*** Selected excerpt Section Begins ***
WASHINGTON — Patric Hornqvist went right back to the net, where he feels most comfortable, and was in his element once again.
Hornqvist scored a power-play goal and assisted on another in his season debut to help the Penguins beat the Capitals 3-2 on Wednesday night in the teams' first meeting since the playoffs. The forward, who scored the Stanley Cup-clinching goal despite a broken finger and needed surgery to repair it, was on the ice for all three Pittsburgh power-play goals, naturally crashing the crease on each occasion, as he's accustomed to doing.
"That's usually where I end up being and where I get my points and like to be," Hornqvist said. "You have to play games to get better, and it was good to get the win, and it was fun to be back out there."
Hornqvist assisted on a goal by Kris Letang, the defenseman's first since Feb. 4 after missing the end of last season and playoffs because of neck surgery. He was also right there for Conor Sheary's goal as Pittsburgh went 3-for-6 on the power play.
The Penguins are back in action Thursday night against the Lightning.
Alex Ovechkin scored his NHL-leading eighth goal of the season in the Capitals' fourth game. His goal with 7:09 left in the third period made things interesting, but Washington's season-high six minor penalties dug too deep a hole as a third of the game was played on special teams.
"It really didn't allow our top players to get going," coach Barry Trotz said. "Every time we started getting any rhythm, we'd get a penalty."
Christian Djoos assisted on Ovechkin's goal and scored in his NHL debut to become the third defenseman in Capitals franchise history to score in his debut, after Steve Poapst and Hall of Famer Scott Stevens.
*** Selected excerpt Section Ends ***
*** Data shown Section Begins ***
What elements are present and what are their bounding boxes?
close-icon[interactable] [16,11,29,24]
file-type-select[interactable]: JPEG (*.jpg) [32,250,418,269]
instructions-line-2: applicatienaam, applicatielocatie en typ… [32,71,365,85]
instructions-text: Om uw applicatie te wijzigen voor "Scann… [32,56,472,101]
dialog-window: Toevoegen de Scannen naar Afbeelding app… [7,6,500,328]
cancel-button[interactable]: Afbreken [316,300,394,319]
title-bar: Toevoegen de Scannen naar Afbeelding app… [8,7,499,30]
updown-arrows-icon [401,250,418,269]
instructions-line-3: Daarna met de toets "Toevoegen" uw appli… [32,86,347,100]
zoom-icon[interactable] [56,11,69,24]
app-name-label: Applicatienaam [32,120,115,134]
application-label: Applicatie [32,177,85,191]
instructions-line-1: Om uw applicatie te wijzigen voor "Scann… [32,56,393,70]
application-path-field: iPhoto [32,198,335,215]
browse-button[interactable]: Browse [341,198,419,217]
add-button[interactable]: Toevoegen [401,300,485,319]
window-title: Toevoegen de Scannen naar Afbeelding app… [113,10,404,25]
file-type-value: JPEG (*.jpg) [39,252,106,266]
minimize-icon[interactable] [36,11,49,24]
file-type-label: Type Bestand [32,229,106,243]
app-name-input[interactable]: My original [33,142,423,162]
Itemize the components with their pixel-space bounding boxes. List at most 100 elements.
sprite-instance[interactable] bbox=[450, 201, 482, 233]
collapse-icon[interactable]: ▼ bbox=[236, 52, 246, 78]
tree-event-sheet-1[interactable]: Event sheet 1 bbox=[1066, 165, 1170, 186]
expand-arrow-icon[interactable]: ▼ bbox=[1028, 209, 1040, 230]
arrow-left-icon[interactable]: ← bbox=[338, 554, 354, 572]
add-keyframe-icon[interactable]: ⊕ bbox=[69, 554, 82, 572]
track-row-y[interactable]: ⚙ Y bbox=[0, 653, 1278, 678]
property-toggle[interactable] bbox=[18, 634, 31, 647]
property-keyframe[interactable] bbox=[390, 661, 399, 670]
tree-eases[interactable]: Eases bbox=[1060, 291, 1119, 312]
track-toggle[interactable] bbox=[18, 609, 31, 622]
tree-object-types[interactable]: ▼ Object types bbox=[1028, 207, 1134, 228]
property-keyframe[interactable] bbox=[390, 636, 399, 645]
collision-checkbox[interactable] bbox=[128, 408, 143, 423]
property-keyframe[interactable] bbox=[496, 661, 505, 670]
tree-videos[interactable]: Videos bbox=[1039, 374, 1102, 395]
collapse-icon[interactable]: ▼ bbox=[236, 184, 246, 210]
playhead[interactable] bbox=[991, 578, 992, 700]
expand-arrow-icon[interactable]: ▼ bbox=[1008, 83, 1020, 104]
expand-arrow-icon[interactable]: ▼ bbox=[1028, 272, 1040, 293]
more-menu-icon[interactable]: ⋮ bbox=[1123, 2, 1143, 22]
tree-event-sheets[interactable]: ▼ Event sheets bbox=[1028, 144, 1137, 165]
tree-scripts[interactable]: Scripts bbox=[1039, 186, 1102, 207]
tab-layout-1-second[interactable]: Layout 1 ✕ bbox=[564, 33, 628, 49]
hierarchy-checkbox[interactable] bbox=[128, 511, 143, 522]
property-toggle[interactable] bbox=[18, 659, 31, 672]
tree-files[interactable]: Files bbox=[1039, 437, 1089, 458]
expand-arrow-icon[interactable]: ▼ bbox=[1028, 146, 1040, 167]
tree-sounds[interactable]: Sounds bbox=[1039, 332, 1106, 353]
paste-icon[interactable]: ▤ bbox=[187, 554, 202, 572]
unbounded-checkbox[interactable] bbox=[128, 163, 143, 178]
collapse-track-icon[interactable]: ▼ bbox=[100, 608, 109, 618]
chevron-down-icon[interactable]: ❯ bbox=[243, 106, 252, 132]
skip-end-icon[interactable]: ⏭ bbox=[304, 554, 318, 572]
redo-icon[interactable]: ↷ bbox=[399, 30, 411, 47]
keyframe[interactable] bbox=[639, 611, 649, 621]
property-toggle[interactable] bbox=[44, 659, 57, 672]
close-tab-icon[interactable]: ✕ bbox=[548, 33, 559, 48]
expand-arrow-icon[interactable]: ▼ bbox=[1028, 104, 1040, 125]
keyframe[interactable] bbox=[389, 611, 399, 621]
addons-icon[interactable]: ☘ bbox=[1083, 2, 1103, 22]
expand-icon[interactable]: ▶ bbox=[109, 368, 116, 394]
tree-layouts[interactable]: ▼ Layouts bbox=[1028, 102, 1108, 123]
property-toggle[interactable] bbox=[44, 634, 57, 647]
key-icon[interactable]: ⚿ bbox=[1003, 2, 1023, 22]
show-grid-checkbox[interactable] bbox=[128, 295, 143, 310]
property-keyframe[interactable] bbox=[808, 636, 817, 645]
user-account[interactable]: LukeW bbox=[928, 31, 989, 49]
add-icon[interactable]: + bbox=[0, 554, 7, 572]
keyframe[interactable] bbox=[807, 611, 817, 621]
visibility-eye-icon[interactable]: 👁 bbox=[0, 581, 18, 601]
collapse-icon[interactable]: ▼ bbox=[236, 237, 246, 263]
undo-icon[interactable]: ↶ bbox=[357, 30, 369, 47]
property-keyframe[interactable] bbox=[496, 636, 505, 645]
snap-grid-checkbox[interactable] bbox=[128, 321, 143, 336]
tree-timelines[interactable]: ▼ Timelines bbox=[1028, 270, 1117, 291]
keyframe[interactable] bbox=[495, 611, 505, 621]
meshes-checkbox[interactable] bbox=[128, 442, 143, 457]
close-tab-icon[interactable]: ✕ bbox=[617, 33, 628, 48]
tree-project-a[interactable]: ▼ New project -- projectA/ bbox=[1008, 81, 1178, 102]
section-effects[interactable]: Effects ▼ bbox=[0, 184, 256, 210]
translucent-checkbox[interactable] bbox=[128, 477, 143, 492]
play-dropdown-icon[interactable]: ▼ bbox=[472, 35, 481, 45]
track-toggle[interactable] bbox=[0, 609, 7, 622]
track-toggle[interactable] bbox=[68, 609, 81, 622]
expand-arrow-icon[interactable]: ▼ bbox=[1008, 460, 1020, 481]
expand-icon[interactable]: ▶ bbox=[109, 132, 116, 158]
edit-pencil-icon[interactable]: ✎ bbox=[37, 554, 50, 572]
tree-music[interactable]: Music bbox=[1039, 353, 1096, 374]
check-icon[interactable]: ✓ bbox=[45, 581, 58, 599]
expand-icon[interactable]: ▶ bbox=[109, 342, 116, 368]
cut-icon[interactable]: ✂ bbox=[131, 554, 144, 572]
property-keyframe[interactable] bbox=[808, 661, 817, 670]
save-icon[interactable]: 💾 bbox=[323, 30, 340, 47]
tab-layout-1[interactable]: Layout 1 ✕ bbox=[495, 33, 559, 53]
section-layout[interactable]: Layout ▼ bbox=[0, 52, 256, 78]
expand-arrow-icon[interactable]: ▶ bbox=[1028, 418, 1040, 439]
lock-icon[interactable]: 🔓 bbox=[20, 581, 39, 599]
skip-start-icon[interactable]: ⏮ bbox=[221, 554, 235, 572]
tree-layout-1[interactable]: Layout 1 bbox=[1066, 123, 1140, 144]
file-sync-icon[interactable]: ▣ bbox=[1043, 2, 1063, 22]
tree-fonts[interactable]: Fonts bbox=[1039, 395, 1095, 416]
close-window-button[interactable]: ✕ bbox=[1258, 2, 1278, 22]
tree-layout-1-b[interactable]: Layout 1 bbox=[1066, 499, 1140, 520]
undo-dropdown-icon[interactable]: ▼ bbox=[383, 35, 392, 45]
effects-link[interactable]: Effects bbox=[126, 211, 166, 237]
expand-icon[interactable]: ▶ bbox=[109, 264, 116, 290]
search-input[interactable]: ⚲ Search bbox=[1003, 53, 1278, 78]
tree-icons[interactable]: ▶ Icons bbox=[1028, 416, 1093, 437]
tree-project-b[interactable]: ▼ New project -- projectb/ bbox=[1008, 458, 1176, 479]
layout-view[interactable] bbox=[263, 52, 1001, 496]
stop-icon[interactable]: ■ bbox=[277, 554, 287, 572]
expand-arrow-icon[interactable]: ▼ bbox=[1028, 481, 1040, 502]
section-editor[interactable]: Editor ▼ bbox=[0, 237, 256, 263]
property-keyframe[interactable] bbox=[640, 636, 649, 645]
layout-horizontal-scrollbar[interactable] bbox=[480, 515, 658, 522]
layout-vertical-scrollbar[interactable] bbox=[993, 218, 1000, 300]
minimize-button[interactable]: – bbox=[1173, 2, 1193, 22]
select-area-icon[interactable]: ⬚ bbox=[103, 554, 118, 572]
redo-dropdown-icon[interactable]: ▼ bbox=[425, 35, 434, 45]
*** Data shown Section Ends ***
» **Task list**
A - In the hockey game report, translate the sentence "The Penguins are back in action Thursday night against the Lightning." into Spanish.
B - According to the hockey game report, how many minor penalties did Washington take in the game?

» **Numbered responses**
A - Los Penguins vuelven a la acción el jueves por la noche contra los Lightning.

B - Six, a season high.